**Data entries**
* * *

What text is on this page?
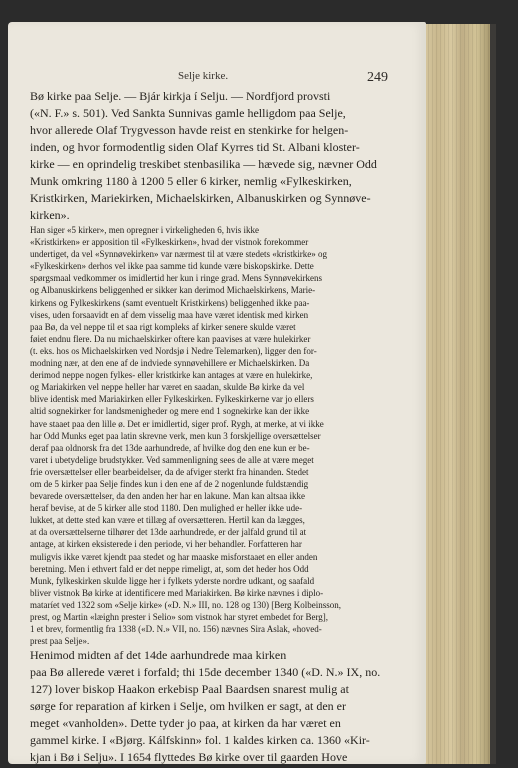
Selje kirke.	249
Bø kirke paa Selje. — Bjár kirkja í Selju. — Nordfjord provsti
(«N. F.» s. 501). Ved Sankta Sunnivas gamle helligdom paa Selje,
hvor allerede Olaf Trygvesson havde reist en stenkirke for helgen-
inden, og hvor formodentlig siden Olaf Kyrres tid St. Albani kloster-
kirke — en oprindelig treskibet stenbasilika — hævede sig, nævner Odd
Munk omkring 1180 à 1200 5 eller 6 kirker, nemlig «Fylkeskirken,
Kristkirken, Mariekirken, Michaelskirken, Albanuskirken og Synnøve-
kirken».
Han siger «5 kirker», men opregner i virkeligheden 6, hvis ikke
«Kristkirken» er apposition til «Fylkeskirken», hvad der vistnok forekommer
undertiget, da vel «Synnøvekirken» var nærmest til at være stedets «kristkirke» og
«Fylkeskirken» derhos vel ikke paa samme tid kunde være biskopskirke. Dette
spørgsmaal vedkommer os imidlertid her kun i ringe grad. Mens Synnøvekirkens
og Albanuskirkens beliggenhed er sikker kan derimod Michaelskirkens, Marie-
kirkens og Fylkeskirkens (samt eventuelt Kristkirkens) beliggenhed ikke paa-
vises, uden forsaavidt en af dem visselig maa have været identisk med kirken
paa Bø, da vel neppe til et saa rigt kompleks af kirker senere skulde været
føiet endnu flere. Da nu michaelskirker oftere kan paavises at være hulekirker
(t. eks. hos os Michaelskirken ved Nordsjø i Nedre Telemarken), ligger den for-
modning nær, at den ene af de indviede synnøvehillere er Michaelskirken. Da
derimod neppe nogen fylkes- eller kristkirke kan antages at være en hulekirke,
og Mariakirken vel neppe heller har været en saadan, skulde Bø kirke da vel
blive identisk med Mariakirken eller Fylkeskirken. Fylkeskirkerne var jo ellers
altid sognekirker for landsmenigheder og mere end 1 sognekirke kan der ikke
have staaet paa den lille ø. Det er imidlertid, siger prof. Rygh, at merke, at vi ikke
har Odd Munks eget paa latin skrevne verk, men kun 3 forskjellige oversættelser
deraf paa oldnorsk fra det 13de aarhundrede, af hvilke dog den ene kun er be-
varet i ubetydelige brudstykker. Ved sammenligning sees de alle at være meget
frie oversættelser eller bearbeidelser, da de afviger sterkt fra hinanden. Stedet
om de 5 kirker paa Selje findes kun i den ene af de 2 nogenlunde fuldstændig
bevarede oversættelser, da den anden her har en lakune. Man kan altsaa ikke
heraf bevise, at de 5 kirker alle stod 1180. Den mulighed er heller ikke ude-
lukket, at dette sted kan være et tillæg af oversætteren. Hertil kan da lægges,
at da oversættelserne tilhører det 13de aarhundrede, er der jalfald grund til at
antage, at kirken eksisterede i den periode, vi her behandler. Forfatteren har
muligvis ikke været kjendt paa stedet og har maaske misforstaaet en eller anden
beretning. Men i ethvert fald er det neppe rimeligt, at, som det heder hos Odd
Munk, fylkeskirken skulde ligge her i fylkets yderste nordre udkant, og saafald
bliver vistnok Bø kirke at identificere med Mariakirken. Bø kirke nævnes i diplo-
mataríet ved 1322 som «Selje kirke» («D. N.» III, no. 128 og 130) [Berg Kolbeinsson,
prest, og Martin «læighn prester i Selio» som vistnok har styret embedet for Berg],
1 et brev, formentlig fra 1338 («D. N.» VII, no. 156) nævnes Sira Aslak, «hoved-
prest paa Selje».
Henimod midten af det 14de aarhundrede maa kirken
paa Bø allerede været i forfald; thi 15de december 1340 («D. N.» IX, no.
127) lover biskop Haakon erkebisp Paal Baardsen snarest mulig at
sørge for reparation af kirken i Selje, om hvilken er sagt, at den er
meget «vanholden». Dette tyder jo paa, at kirken da har været en
gammel kirke. I «Bjørg. Kálfskinn» fol. 1 kaldes kirken ca. 1360 «Kir-
kjan i Bø i Selju». I 1654 flyttedes Bø kirke over til gaarden Hove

* * *

**Work required**
Copy the data word for word. Pictures do not go in the copy.

**Exercise answer**
What text is on this page?
Selje kirke.	249
Bø kirke paa Selje. — Bjár kirkja í Selju. — Nordfjord provsti
(«N. F.» s. 501). Ved Sankta Sunnivas gamle helligdom paa Selje,
hvor allerede Olaf Trygvesson havde reist en stenkirke for helgen-
inden, og hvor formodentlig siden Olaf Kyrres tid St. Albani kloster-
kirke — en oprindelig treskibet stenbasilika — hævede sig, nævner Odd
Munk omkring 1180 à 1200 5 eller 6 kirker, nemlig «Fylkeskirken,
Kristkirken, Mariekirken, Michaelskirken, Albanuskirken og Synnøve-
kirken».
Han siger «5 kirker», men opregner i virkeligheden 6, hvis ikke
«Kristkirken» er apposition til «Fylkeskirken», hvad der vistnok forekommer
undertiget, da vel «Synnøvekirken» var nærmest til at være stedets «kristkirke» og
«Fylkeskirken» derhos vel ikke paa samme tid kunde være biskopskirke. Dette
spørgsmaal vedkommer os imidlertid her kun i ringe grad. Mens Synnøvekirkens
og Albanuskirkens beliggenhed er sikker kan derimod Michaelskirkens, Marie-
kirkens og Fylkeskirkens (samt eventuelt Kristkirkens) beliggenhed ikke paa-
vises, uden forsaavidt en af dem visselig maa have været identisk med kirken
paa Bø, da vel neppe til et saa rigt kompleks af kirker senere skulde været
føiet endnu flere. Da nu michaelskirker oftere kan paavises at være hulekirker
(t. eks. hos os Michaelskirken ved Nordsjø i Nedre Telemarken), ligger den for-
modning nær, at den ene af de indviede synnøvehillere er Michaelskirken. Da
derimod neppe nogen fylkes- eller kristkirke kan antages at være en hulekirke,
og Mariakirken vel neppe heller har været en saadan, skulde Bø kirke da vel
blive identisk med Mariakirken eller Fylkeskirken. Fylkeskirkerne var jo ellers
altid sognekirker for landsmenigheder og mere end 1 sognekirke kan der ikke
have staaet paa den lille ø. Det er imidlertid, siger prof. Rygh, at merke, at vi ikke
har Odd Munks eget paa latin skrevne verk, men kun 3 forskjellige oversættelser
deraf paa oldnorsk fra det 13de aarhundrede, af hvilke dog den ene kun er be-
varet i ubetydelige brudstykker. Ved sammenligning sees de alle at være meget
frie oversættelser eller bearbeidelser, da de afviger sterkt fra hinanden. Stedet
om de 5 kirker paa Selje findes kun i den ene af de 2 nogenlunde fuldstændig
bevarede oversættelser, da den anden her har en lakune. Man kan altsaa ikke
heraf bevise, at de 5 kirker alle stod 1180. Den mulighed er heller ikke ude-
lukket, at dette sted kan være et tillæg af oversætteren. Hertil kan da lægges,
at da oversættelserne tilhører det 13de aarhundrede, er der jalfald grund til at
antage, at kirken eksisterede i den periode, vi her behandler. Forfatteren har
muligvis ikke været kjendt paa stedet og har maaske misforstaaet en eller anden
beretning. Men i ethvert fald er det neppe rimeligt, at, som det heder hos Odd
Munk, fylkeskirken skulde ligge her i fylkets yderste nordre udkant, og saafald
bliver vistnok Bø kirke at identificere med Mariakirken. Bø kirke nævnes i diplo-
mataríet ved 1322 som «Selje kirke» («D. N.» III, no. 128 og 130) [Berg Kolbeinsson,
prest, og Martin «læighn prester i Selio» som vistnok har styret embedet for Berg],
1 et brev, formentlig fra 1338 («D. N.» VII, no. 156) nævnes Sira Aslak, «hoved-
prest paa Selje».
Henimod midten af det 14de aarhundrede maa kirken
paa Bø allerede været i forfald; thi 15de december 1340 («D. N.» IX, no.
127) lover biskop Haakon erkebisp Paal Baardsen snarest mulig at
sørge for reparation af kirken i Selje, om hvilken er sagt, at den er
meget «vanholden». Dette tyder jo paa, at kirken da har været en
gammel kirke. I «Bjørg. Kálfskinn» fol. 1 kaldes kirken ca. 1360 «Kir-
kjan i Bø i Selju». I 1654 flyttedes Bø kirke over til gaarden Hove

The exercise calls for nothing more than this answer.